SUPPLIED DATA =
◇ ◇ ◇
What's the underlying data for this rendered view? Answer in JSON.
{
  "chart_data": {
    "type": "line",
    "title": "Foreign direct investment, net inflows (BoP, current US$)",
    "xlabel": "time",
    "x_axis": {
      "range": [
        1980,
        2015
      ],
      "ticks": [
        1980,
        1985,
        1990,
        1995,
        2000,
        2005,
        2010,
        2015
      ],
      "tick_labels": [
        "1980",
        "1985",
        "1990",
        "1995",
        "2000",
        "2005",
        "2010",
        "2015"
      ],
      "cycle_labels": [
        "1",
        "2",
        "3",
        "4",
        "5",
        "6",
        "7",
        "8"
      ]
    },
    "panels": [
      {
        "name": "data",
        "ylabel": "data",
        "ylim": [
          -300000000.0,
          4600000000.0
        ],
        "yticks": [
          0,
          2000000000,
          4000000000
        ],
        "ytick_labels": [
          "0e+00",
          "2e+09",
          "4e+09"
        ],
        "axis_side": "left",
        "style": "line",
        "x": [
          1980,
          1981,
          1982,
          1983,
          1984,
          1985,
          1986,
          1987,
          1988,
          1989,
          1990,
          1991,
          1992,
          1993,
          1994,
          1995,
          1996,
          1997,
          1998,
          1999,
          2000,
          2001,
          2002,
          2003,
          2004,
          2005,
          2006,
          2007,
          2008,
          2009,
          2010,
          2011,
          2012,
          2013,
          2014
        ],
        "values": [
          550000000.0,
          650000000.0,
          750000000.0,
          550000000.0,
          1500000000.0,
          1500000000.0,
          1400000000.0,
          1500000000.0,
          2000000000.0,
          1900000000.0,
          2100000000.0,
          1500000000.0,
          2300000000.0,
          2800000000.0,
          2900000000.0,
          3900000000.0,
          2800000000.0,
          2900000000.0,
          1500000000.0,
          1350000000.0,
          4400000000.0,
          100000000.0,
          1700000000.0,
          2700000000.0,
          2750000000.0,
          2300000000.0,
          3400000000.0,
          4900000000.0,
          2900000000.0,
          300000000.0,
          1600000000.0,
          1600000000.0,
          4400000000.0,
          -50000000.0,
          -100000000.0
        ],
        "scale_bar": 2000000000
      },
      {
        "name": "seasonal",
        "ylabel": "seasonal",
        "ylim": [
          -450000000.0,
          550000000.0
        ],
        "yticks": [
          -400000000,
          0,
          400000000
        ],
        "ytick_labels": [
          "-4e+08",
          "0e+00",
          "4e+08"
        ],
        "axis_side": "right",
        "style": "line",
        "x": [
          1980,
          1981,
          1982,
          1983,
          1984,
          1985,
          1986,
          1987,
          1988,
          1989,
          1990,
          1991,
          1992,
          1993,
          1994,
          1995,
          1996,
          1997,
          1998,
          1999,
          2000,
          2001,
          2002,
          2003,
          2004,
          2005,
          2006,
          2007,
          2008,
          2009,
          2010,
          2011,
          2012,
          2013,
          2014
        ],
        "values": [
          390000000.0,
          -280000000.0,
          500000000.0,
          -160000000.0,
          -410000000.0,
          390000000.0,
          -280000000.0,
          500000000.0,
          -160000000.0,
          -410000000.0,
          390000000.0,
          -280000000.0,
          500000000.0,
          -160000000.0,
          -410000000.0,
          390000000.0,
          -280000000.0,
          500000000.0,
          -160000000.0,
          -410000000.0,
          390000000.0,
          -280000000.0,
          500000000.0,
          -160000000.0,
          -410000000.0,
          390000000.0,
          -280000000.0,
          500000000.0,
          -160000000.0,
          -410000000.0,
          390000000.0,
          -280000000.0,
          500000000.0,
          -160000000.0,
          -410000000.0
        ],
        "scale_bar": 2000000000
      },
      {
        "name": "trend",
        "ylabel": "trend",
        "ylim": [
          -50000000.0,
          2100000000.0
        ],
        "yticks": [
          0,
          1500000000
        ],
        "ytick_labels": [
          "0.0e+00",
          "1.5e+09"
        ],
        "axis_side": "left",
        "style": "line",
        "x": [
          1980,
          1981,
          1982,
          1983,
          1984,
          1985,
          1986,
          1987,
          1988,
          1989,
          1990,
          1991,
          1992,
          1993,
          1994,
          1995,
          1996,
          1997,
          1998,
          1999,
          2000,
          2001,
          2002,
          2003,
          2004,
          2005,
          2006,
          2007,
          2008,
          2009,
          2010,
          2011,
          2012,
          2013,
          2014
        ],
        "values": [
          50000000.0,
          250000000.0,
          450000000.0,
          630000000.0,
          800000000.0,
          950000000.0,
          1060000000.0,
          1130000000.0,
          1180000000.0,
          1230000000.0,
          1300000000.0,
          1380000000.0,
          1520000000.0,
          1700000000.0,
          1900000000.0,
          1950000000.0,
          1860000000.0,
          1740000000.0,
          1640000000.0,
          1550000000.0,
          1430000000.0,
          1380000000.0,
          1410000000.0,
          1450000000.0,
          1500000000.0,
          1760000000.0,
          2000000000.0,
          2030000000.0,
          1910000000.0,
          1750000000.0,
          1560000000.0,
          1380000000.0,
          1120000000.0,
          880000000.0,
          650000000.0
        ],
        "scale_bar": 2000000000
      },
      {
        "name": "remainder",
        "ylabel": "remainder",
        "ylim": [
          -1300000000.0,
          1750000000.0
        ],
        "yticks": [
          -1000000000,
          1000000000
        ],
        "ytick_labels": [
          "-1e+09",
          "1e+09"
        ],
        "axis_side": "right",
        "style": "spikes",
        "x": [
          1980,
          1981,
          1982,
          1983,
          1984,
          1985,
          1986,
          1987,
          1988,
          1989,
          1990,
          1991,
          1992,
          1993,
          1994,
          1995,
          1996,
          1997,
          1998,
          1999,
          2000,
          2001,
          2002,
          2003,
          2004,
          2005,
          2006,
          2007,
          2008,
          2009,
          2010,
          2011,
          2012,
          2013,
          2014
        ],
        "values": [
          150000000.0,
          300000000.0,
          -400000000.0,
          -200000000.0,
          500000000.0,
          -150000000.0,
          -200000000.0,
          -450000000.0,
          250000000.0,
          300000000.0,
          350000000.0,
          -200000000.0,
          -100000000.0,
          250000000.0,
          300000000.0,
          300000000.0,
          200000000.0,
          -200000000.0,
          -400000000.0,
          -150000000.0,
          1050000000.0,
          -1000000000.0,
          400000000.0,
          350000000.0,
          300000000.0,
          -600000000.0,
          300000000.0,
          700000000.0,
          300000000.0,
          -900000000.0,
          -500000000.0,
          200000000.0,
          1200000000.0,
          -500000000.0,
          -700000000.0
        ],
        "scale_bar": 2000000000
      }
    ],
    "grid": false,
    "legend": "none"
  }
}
◇ ◇ ◇
THE PROBLEM =
Everything in the listing above should be restated exactly.

REPLY =
What's the underlying data for this rendered view? Answer in JSON.
{
  "chart_data": {
    "type": "line",
    "title": "Foreign direct investment, net inflows (BoP, current US$)",
    "xlabel": "time",
    "x_axis": {
      "range": [
        1980,
        2015
      ],
      "ticks": [
        1980,
        1985,
        1990,
        1995,
        2000,
        2005,
        2010,
        2015
      ],
      "tick_labels": [
        "1980",
        "1985",
        "1990",
        "1995",
        "2000",
        "2005",
        "2010",
        "2015"
      ],
      "cycle_labels": [
        "1",
        "2",
        "3",
        "4",
        "5",
        "6",
        "7",
        "8"
      ]
    },
    "panels": [
      {
        "name": "data",
        "ylabel": "data",
        "ylim": [
          -300000000.0,
          4600000000.0
        ],
        "yticks": [
          0,
          2000000000,
          4000000000
        ],
        "ytick_labels": [
          "0e+00",
          "2e+09",
          "4e+09"
        ],
        "axis_side": "left",
        "style": "line",
        "x": [
          1980,
          1981,
          1982,
          1983,
          1984,
          1985,
          1986,
          1987,
          1988,
          1989,
          1990,
          1991,
          1992,
          1993,
          1994,
          1995,
          1996,
          1997,
          1998,
          1999,
          2000,
          2001,
          2002,
          2003,
          2004,
          2005,
          2006,
          2007,
          2008,
          2009,
          2010,
          2011,
          2012,
          2013,
          2014
        ],
        "values": [
          550000000.0,
          650000000.0,
          750000000.0,
          550000000.0,
          1500000000.0,
          1500000000.0,
          1400000000.0,
          1500000000.0,
          2000000000.0,
          1900000000.0,
          2100000000.0,
          1500000000.0,
          2300000000.0,
          2800000000.0,
          2900000000.0,
          3900000000.0,
          2800000000.0,
          2900000000.0,
          1500000000.0,
          1350000000.0,
          4400000000.0,
          100000000.0,
          1700000000.0,
          2700000000.0,
          2750000000.0,
          2300000000.0,
          3400000000.0,
          4900000000.0,
          2900000000.0,
          300000000.0,
          1600000000.0,
          1600000000.0,
          4400000000.0,
          -50000000.0,
          -100000000.0
        ],
        "scale_bar": 2000000000
      },
      {
        "name": "seasonal",
        "ylabel": "seasonal",
        "ylim": [
          -450000000.0,
          550000000.0
        ],
        "yticks": [
          -400000000,
          0,
          400000000
        ],
        "ytick_labels": [
          "-4e+08",
          "0e+00",
          "4e+08"
        ],
        "axis_side": "right",
        "style": "line",
        "x": [
          1980,
          1981,
          1982,
          1983,
          1984,
          1985,
          1986,
          1987,
          1988,
          1989,
          1990,
          1991,
          1992,
          1993,
          1994,
          1995,
          1996,
          1997,
          1998,
          1999,
          2000,
          2001,
          2002,
          2003,
          2004,
          2005,
          2006,
          2007,
          2008,
          2009,
          2010,
          2011,
          2012,
          2013,
          2014
        ],
        "values": [
          390000000.0,
          -280000000.0,
          500000000.0,
          -160000000.0,
          -410000000.0,
          390000000.0,
          -280000000.0,
          500000000.0,
          -160000000.0,
          -410000000.0,
          390000000.0,
          -280000000.0,
          500000000.0,
          -160000000.0,
          -410000000.0,
          390000000.0,
          -280000000.0,
          500000000.0,
          -160000000.0,
          -410000000.0,
          390000000.0,
          -280000000.0,
          500000000.0,
          -160000000.0,
          -410000000.0,
          390000000.0,
          -280000000.0,
          500000000.0,
          -160000000.0,
          -410000000.0,
          390000000.0,
          -280000000.0,
          500000000.0,
          -160000000.0,
          -410000000.0
        ],
        "scale_bar": 2000000000
      },
      {
        "name": "trend",
        "ylabel": "trend",
        "ylim": [
          -50000000.0,
          2100000000.0
        ],
        "yticks": [
          0,
          1500000000
        ],
        "ytick_labels": [
          "0.0e+00",
          "1.5e+09"
        ],
        "axis_side": "left",
        "style": "line",
        "x": [
          1980,
          1981,
          1982,
          1983,
          1984,
          1985,
          1986,
          1987,
          1988,
          1989,
          1990,
          1991,
          1992,
          1993,
          1994,
          1995,
          1996,
          1997,
          1998,
          1999,
          2000,
          2001,
          2002,
          2003,
          2004,
          2005,
          2006,
          2007,
          2008,
          2009,
          2010,
          2011,
          2012,
          2013,
          2014
        ],
        "values": [
          50000000.0,
          250000000.0,
          450000000.0,
          630000000.0,
          800000000.0,
          950000000.0,
          1060000000.0,
          1130000000.0,
          1180000000.0,
          1230000000.0,
          1300000000.0,
          1380000000.0,
          1520000000.0,
          1700000000.0,
          1900000000.0,
          1950000000.0,
          1860000000.0,
          1740000000.0,
          1640000000.0,
          1550000000.0,
          1430000000.0,
          1380000000.0,
          1410000000.0,
          1450000000.0,
          1500000000.0,
          1760000000.0,
          2000000000.0,
          2030000000.0,
          1910000000.0,
          1750000000.0,
          1560000000.0,
          1380000000.0,
          1120000000.0,
          880000000.0,
          650000000.0
        ],
        "scale_bar": 2000000000
      },
      {
        "name": "remainder",
        "ylabel": "remainder",
        "ylim": [
          -1300000000.0,
          1750000000.0
        ],
        "yticks": [
          -1000000000,
          1000000000
        ],
        "ytick_labels": [
          "-1e+09",
          "1e+09"
        ],
        "axis_side": "right",
        "style": "spikes",
        "x": [
          1980,
          1981,
          1982,
          1983,
          1984,
          1985,
          1986,
          1987,
          1988,
          1989,
          1990,
          1991,
          1992,
          1993,
          1994,
          1995,
          1996,
          1997,
          1998,
          1999,
          2000,
          2001,
          2002,
          2003,
          2004,
          2005,
          2006,
          2007,
          2008,
          2009,
          2010,
          2011,
          2012,
          2013,
          2014
        ],
        "values": [
          150000000.0,
          300000000.0,
          -400000000.0,
          -200000000.0,
          500000000.0,
          -150000000.0,
          -200000000.0,
          -450000000.0,
          250000000.0,
          300000000.0,
          350000000.0,
          -200000000.0,
          -100000000.0,
          250000000.0,
          300000000.0,
          300000000.0,
          200000000.0,
          -200000000.0,
          -400000000.0,
          -150000000.0,
          1050000000.0,
          -1000000000.0,
          400000000.0,
          350000000.0,
          300000000.0,
          -600000000.0,
          300000000.0,
          700000000.0,
          300000000.0,
          -900000000.0,
          -500000000.0,
          200000000.0,
          1200000000.0,
          -500000000.0,
          -700000000.0
        ],
        "scale_bar": 2000000000
      }
    ],
    "grid": false,
    "legend": "none"
  }
}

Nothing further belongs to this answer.